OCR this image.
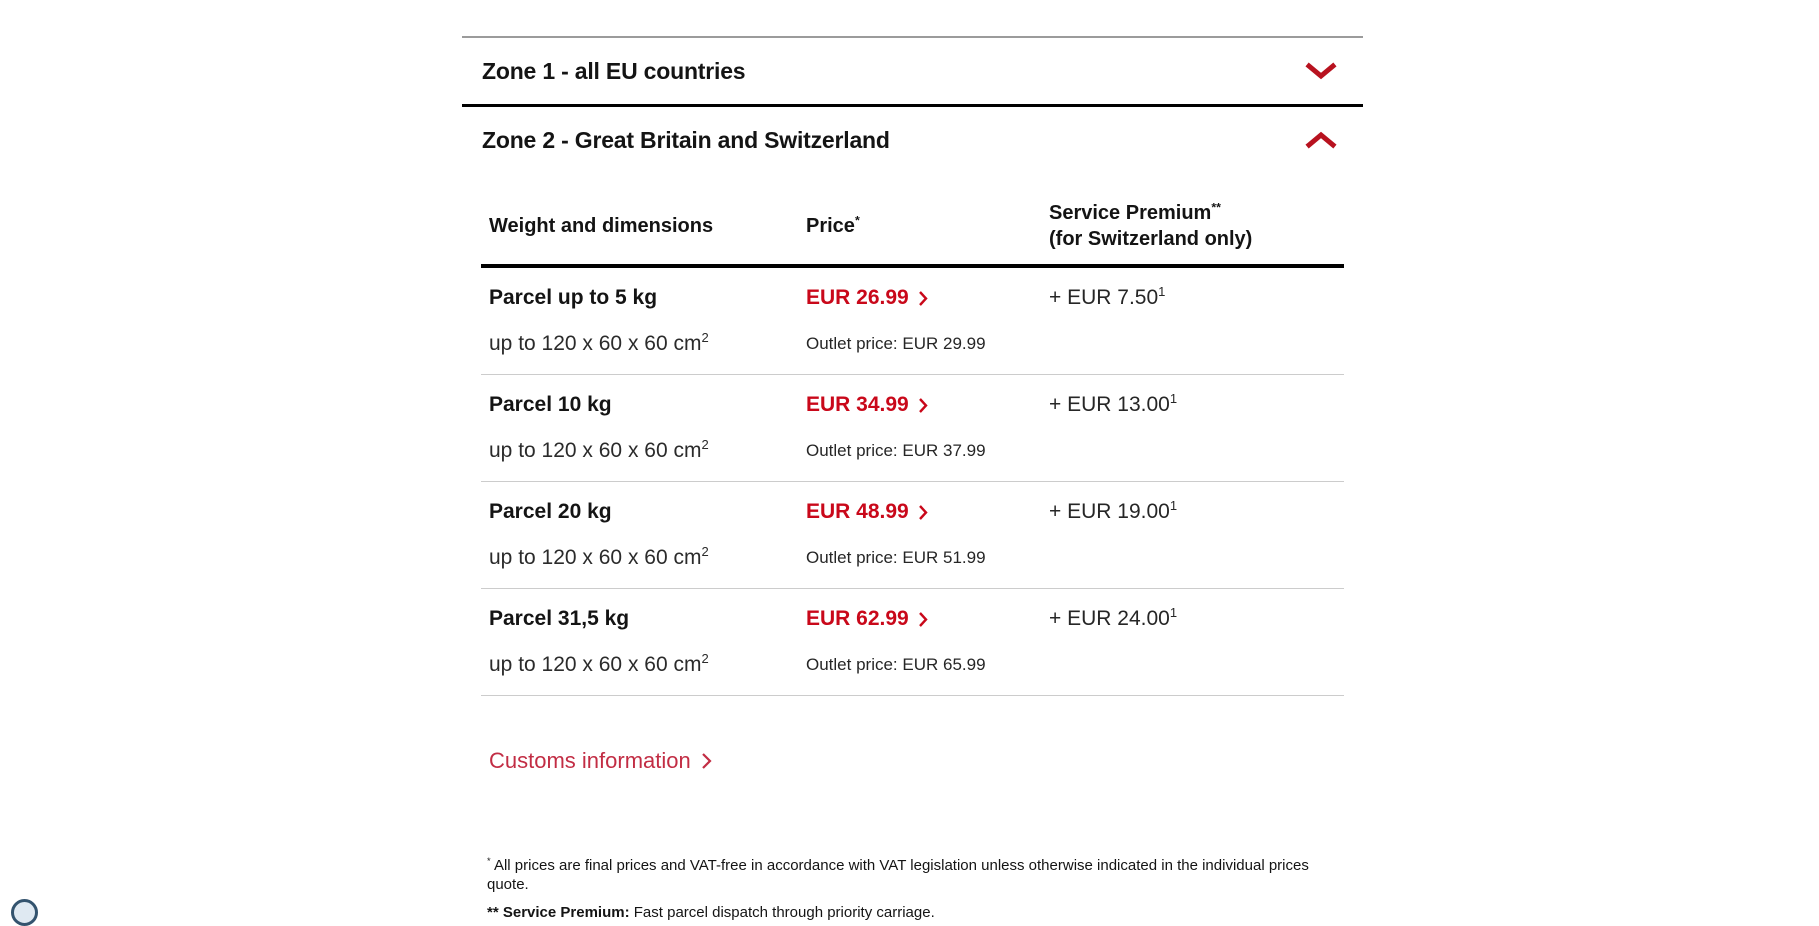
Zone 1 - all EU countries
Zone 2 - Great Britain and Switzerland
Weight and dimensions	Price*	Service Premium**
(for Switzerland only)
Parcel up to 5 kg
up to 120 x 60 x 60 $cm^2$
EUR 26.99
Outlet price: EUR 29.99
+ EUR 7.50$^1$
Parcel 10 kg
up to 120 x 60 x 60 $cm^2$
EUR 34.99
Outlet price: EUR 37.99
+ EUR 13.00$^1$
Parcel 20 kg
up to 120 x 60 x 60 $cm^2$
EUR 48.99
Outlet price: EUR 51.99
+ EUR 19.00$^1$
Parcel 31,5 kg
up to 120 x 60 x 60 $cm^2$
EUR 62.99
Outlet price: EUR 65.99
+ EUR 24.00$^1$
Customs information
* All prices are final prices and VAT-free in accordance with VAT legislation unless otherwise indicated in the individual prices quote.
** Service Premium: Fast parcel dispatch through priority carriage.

---*---

• Objective: From the listing above, copy out each line where the word "Switzerland" appears.

• Response to the task:
Zone 2 - Great Britain and Switzerland
(for Switzerland only)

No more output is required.